:: Directions for this task ::
Return the listing below exactly, with the pictures dropped.

[Stored records]
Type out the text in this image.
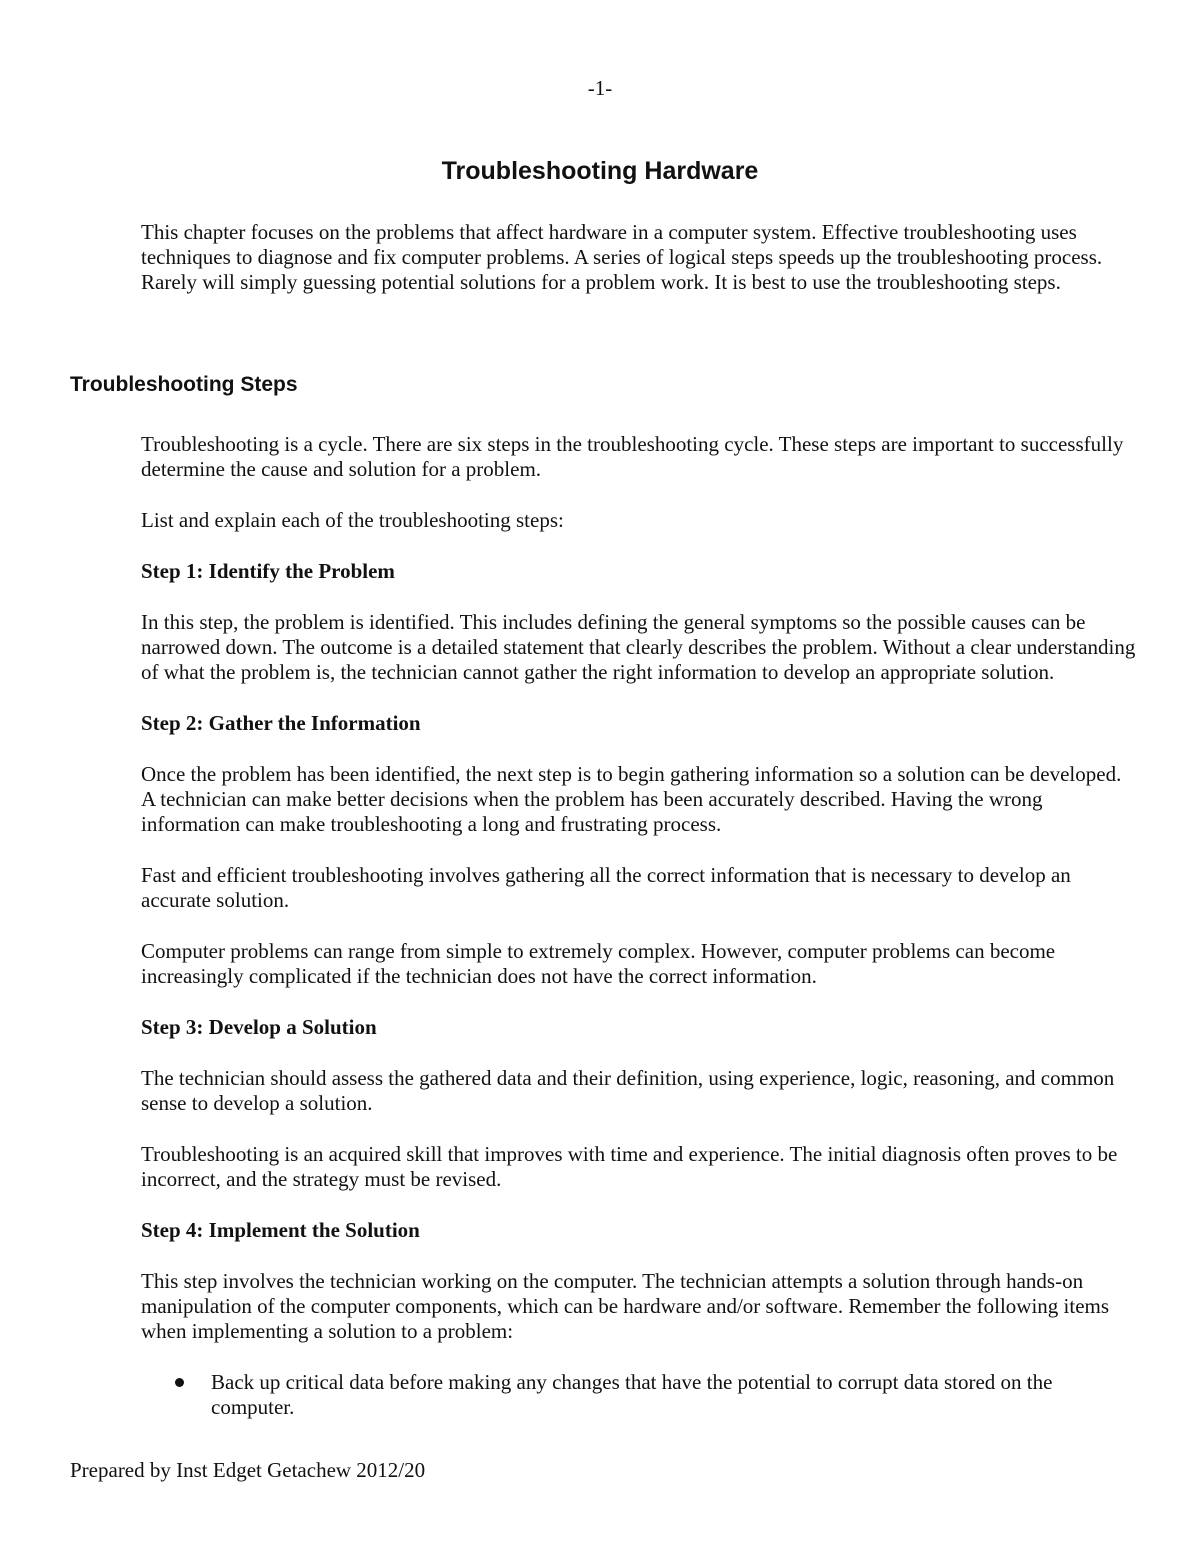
-1-
Troubleshooting Hardware

This chapter focuses on the problems that affect hardware in a computer system. Effective troubleshooting uses techniques to diagnose and fix computer problems. A series of logical steps speeds up the troubleshooting process. Rarely will simply guessing potential solutions for a problem work. It is best to use the troubleshooting steps.

Troubleshooting Steps

Troubleshooting is a cycle. There are six steps in the troubleshooting cycle. These steps are important to successfully determine the cause and solution for a problem.

List and explain each of the troubleshooting steps:

Step 1: Identify the Problem

In this step, the problem is identified. This includes defining the general symptoms so the possible causes can be narrowed down. The outcome is a detailed statement that clearly describes the problem. Without a clear understanding of what the problem is, the technician cannot gather the right information to develop an appropriate solution.

Step 2: Gather the Information

Once the problem has been identified, the next step is to begin gathering information so a solution can be developed. A technician can make better decisions when the problem has been accurately described. Having the wrong information can make troubleshooting a long and frustrating process.

Fast and efficient troubleshooting involves gathering all the correct information that is necessary to develop an accurate solution.

Computer problems can range from simple to extremely complex. However, computer problems can become increasingly complicated if the technician does not have the correct information.

Step 3: Develop a Solution

The technician should assess the gathered data and their definition, using experience, logic, reasoning, and common sense to develop a solution.

Troubleshooting is an acquired skill that improves with time and experience. The initial diagnosis often proves to be incorrect, and the strategy must be revised.

Step 4: Implement the Solution

This step involves the technician working on the computer. The technician attempts a solution through hands-on manipulation of the computer components, which can be hardware and/or software. Remember the following items when implementing a solution to a problem:

Back up critical data before making any changes that have the potential to corrupt data stored on the computer.
Prepared by Inst Edget Getachew 2012/20
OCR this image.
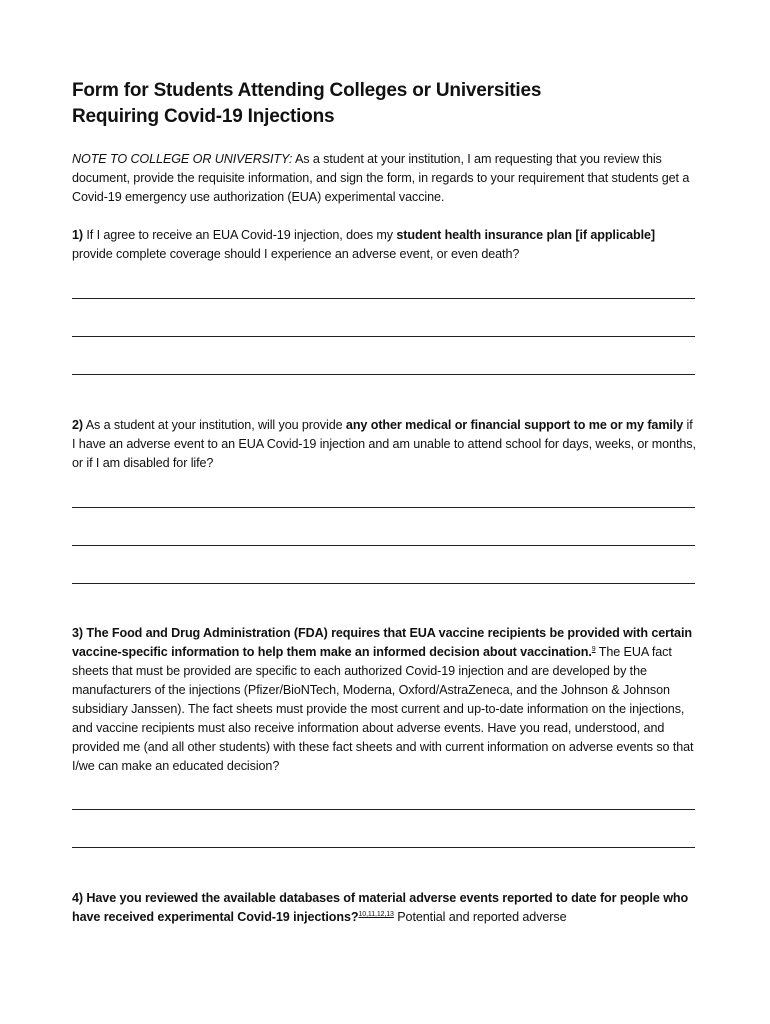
Form for Students Attending Colleges or Universities
Requiring Covid-19 Injections
NOTE TO COLLEGE OR UNIVERSITY: As a student at your institution, I am requesting that you review this document, provide the requisite information, and sign the form, in regards to your requirement that students get a Covid-19 emergency use authorization (EUA) experimental vaccine.
1) If I agree to receive an EUA Covid-19 injection, does my student health insurance plan [if applicable] provide complete coverage should I experience an adverse event, or even death?
2) As a student at your institution, will you provide any other medical or financial support to me or my family if I have an adverse event to an EUA Covid-19 injection and am unable to attend school for days, weeks, or months, or if I am disabled for life?
3) The Food and Drug Administration (FDA) requires that EUA vaccine recipients be provided with certain vaccine-specific information to help them make an informed decision about vaccination.$^9$ The EUA fact sheets that must be provided are specific to each authorized Covid-19 injection and are developed by the manufacturers of the injections (Pfizer/BioNTech, Moderna, Oxford/AstraZeneca, and the Johnson & Johnson subsidiary Janssen). The fact sheets must provide the most current and up-to-date information on the injections, and vaccine recipients must also receive information about adverse events. Have you read, understood, and provided me (and all other students) with these fact sheets and with current information on adverse events so that I/we can make an educated decision?
4) Have you reviewed the available databases of material adverse events reported to date for people who have received experimental Covid-19 injections?$^{10,11,12,13}$ Potential and reported adverse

:: Result of this exercise ::
Type out the text in this image.
-1-
Troubleshooting Hardware

This chapter focuses on the problems that affect hardware in a computer system. Effective troubleshooting uses techniques to diagnose and fix computer problems. A series of logical steps speeds up the troubleshooting process. Rarely will simply guessing potential solutions for a problem work. It is best to use the troubleshooting steps.

Troubleshooting Steps

Troubleshooting is a cycle. There are six steps in the troubleshooting cycle. These steps are important to successfully determine the cause and solution for a problem.

List and explain each of the troubleshooting steps:

Step 1: Identify the Problem

In this step, the problem is identified. This includes defining the general symptoms so the possible causes can be narrowed down. The outcome is a detailed statement that clearly describes the problem. Without a clear understanding of what the problem is, the technician cannot gather the right information to develop an appropriate solution.

Step 2: Gather the Information

Once the problem has been identified, the next step is to begin gathering information so a solution can be developed. A technician can make better decisions when the problem has been accurately described. Having the wrong information can make troubleshooting a long and frustrating process.

Fast and efficient troubleshooting involves gathering all the correct information that is necessary to develop an accurate solution.

Computer problems can range from simple to extremely complex. However, computer problems can become increasingly complicated if the technician does not have the correct information.

Step 3: Develop a Solution

The technician should assess the gathered data and their definition, using experience, logic, reasoning, and common sense to develop a solution.

Troubleshooting is an acquired skill that improves with time and experience. The initial diagnosis often proves to be incorrect, and the strategy must be revised.

Step 4: Implement the Solution

This step involves the technician working on the computer. The technician attempts a solution through hands-on manipulation of the computer components, which can be hardware and/or software. Remember the following items when implementing a solution to a problem:

Back up critical data before making any changes that have the potential to corrupt data stored on the computer.
Prepared by Inst Edget Getachew 2012/20
OCR this image.
Form for Students Attending Colleges or Universities
Requiring Covid-19 Injections
NOTE TO COLLEGE OR UNIVERSITY: As a student at your institution, I am requesting that you review this document, provide the requisite information, and sign the form, in regards to your requirement that students get a Covid-19 emergency use authorization (EUA) experimental vaccine.
1) If I agree to receive an EUA Covid-19 injection, does my student health insurance plan [if applicable] provide complete coverage should I experience an adverse event, or even death?
2) As a student at your institution, will you provide any other medical or financial support to me or my family if I have an adverse event to an EUA Covid-19 injection and am unable to attend school for days, weeks, or months, or if I am disabled for life?
3) The Food and Drug Administration (FDA) requires that EUA vaccine recipients be provided with certain vaccine-specific information to help them make an informed decision about vaccination.$^9$ The EUA fact sheets that must be provided are specific to each authorized Covid-19 injection and are developed by the manufacturers of the injections (Pfizer/BioNTech, Moderna, Oxford/AstraZeneca, and the Johnson & Johnson subsidiary Janssen). The fact sheets must provide the most current and up-to-date information on the injections, and vaccine recipients must also receive information about adverse events. Have you read, understood, and provided me (and all other students) with these fact sheets and with current information on adverse events so that I/we can make an educated decision?
4) Have you reviewed the available databases of material adverse events reported to date for people who have received experimental Covid-19 injections?$^{10,11,12,13}$ Potential and reported adverse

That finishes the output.